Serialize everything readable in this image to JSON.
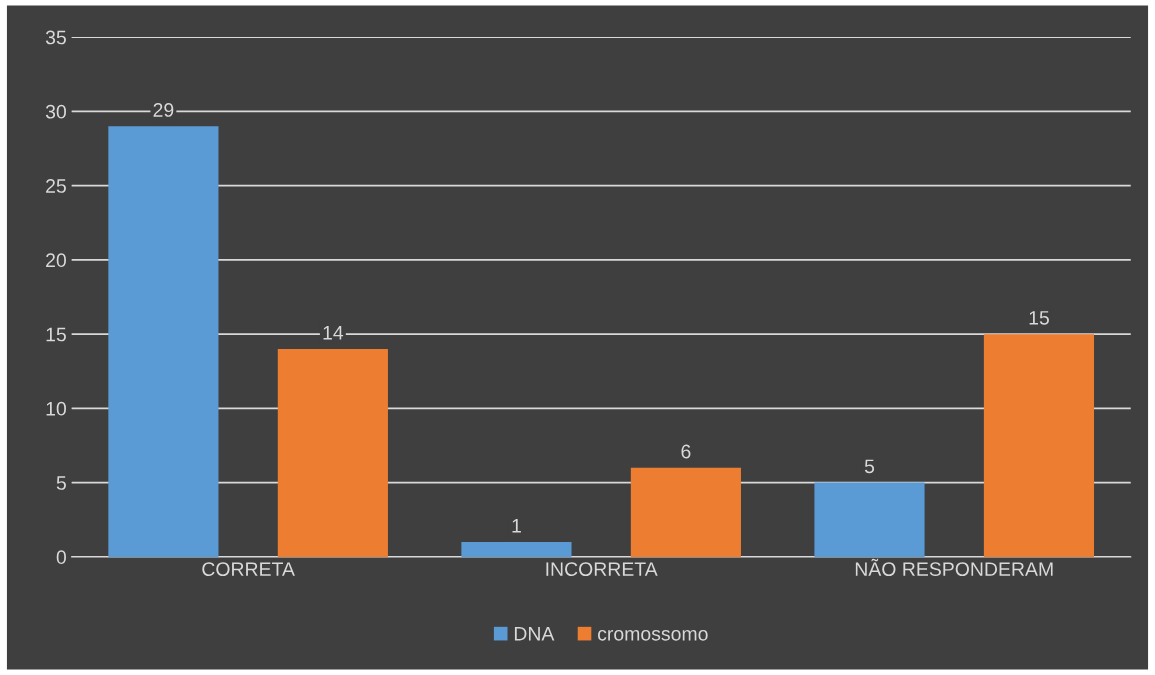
{
  "chart_data": {
    "type": "bar",
    "categories": [
      "CORRETA",
      "INCORRETA",
      "NÃO RESPONDERAM"
    ],
    "series": [
      {
        "name": "DNA",
        "color": "#5b9bd5",
        "values": [
          29,
          1,
          5
        ]
      },
      {
        "name": "cromossomo",
        "color": "#ed7d31",
        "values": [
          14,
          6,
          15
        ]
      }
    ],
    "ylim": [
      0,
      35
    ],
    "yticks": [
      0,
      5,
      10,
      15,
      20,
      25,
      30,
      35
    ],
    "grid": "y",
    "legend": "bottom",
    "data_labels": true
  }
}
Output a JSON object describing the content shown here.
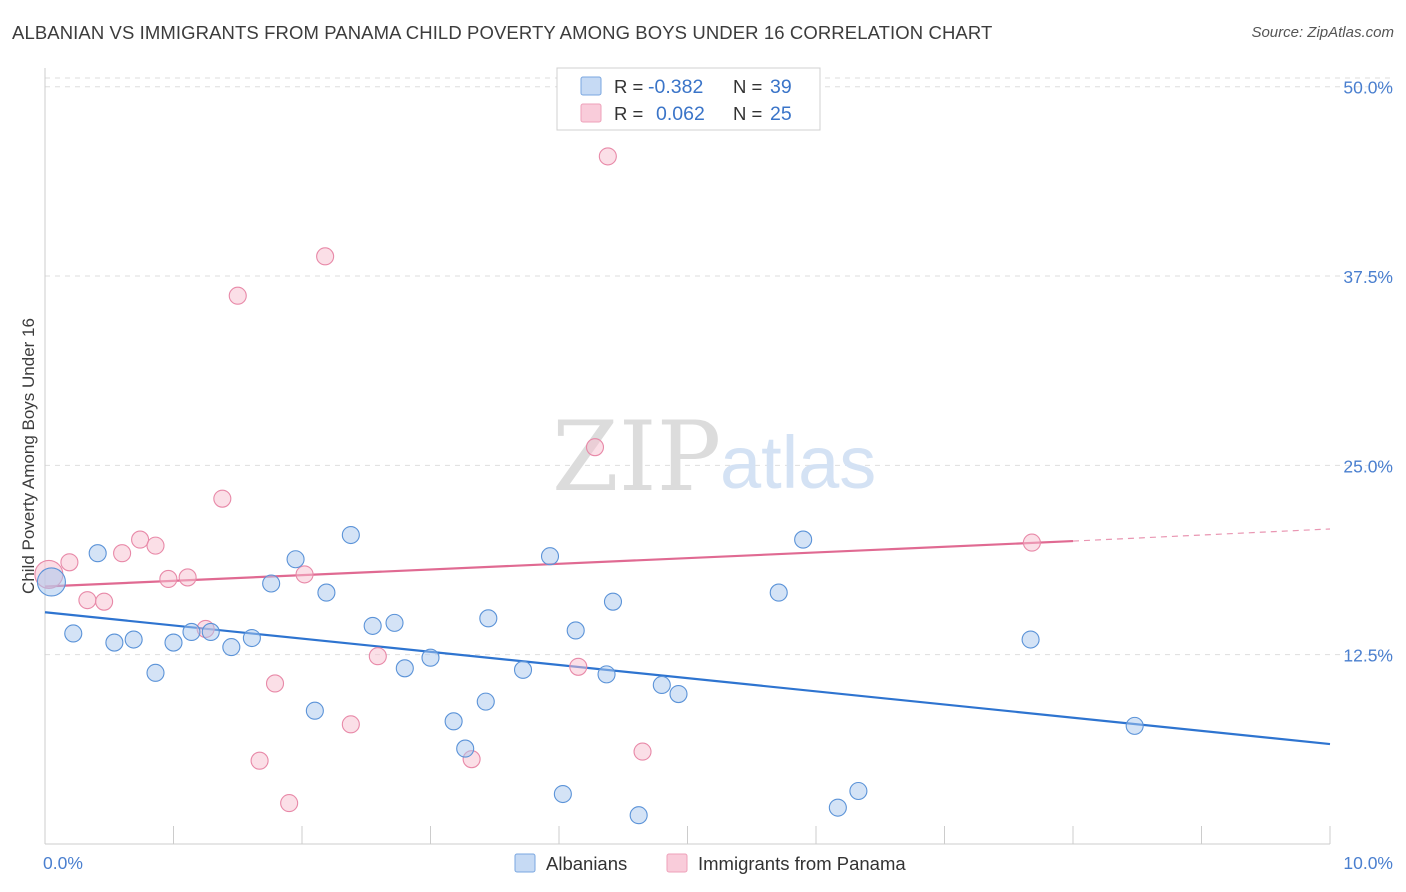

§ **The exercise**
Quote the data above in full, leaving out the pictures it holds.

§ **Answer to this task**
Serialize everything readable in this image to JSON.
{
  "chart_data": {
    "type": "bar",
    "categories": [
      "CORRETA",
      "INCORRETA",
      "NÃO RESPONDERAM"
    ],
    "series": [
      {
        "name": "DNA",
        "color": "#5b9bd5",
        "values": [
          29,
          1,
          5
        ]
      },
      {
        "name": "cromossomo",
        "color": "#ed7d31",
        "values": [
          14,
          6,
          15
        ]
      }
    ],
    "ylim": [
      0,
      35
    ],
    "yticks": [
      0,
      5,
      10,
      15,
      20,
      25,
      30,
      35
    ],
    "grid": "y",
    "legend": "bottom",
    "data_labels": true
  }
}
Output a JSON object describing the content shown here.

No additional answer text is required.